● **DIRECTIONS FOR THIS TASK**: What is the number of lines that include the word "Zealand"? Provide only that figure.

** START SOURCE RECORDS **

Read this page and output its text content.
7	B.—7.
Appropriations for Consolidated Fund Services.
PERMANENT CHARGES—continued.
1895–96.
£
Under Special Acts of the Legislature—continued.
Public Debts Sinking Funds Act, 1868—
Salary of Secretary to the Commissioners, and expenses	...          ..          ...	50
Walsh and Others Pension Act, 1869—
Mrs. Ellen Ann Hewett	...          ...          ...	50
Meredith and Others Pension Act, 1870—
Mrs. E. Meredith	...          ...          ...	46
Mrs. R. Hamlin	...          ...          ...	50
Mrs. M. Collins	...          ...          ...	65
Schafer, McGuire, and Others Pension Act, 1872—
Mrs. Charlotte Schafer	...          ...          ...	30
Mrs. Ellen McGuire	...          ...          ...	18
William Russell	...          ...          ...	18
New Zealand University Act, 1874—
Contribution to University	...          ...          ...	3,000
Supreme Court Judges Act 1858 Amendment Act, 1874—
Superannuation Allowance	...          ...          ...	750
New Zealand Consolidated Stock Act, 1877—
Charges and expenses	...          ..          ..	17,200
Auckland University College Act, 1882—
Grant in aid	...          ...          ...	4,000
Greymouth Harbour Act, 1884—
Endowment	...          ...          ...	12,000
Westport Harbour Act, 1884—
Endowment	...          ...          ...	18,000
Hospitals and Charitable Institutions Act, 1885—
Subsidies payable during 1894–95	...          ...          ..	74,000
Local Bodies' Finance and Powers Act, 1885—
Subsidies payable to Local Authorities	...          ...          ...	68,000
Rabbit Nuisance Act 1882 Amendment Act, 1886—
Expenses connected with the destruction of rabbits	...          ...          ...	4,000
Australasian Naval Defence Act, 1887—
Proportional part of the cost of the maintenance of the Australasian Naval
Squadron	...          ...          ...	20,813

** END SOURCE RECORDS **

● **FULL SOLUTION**: 2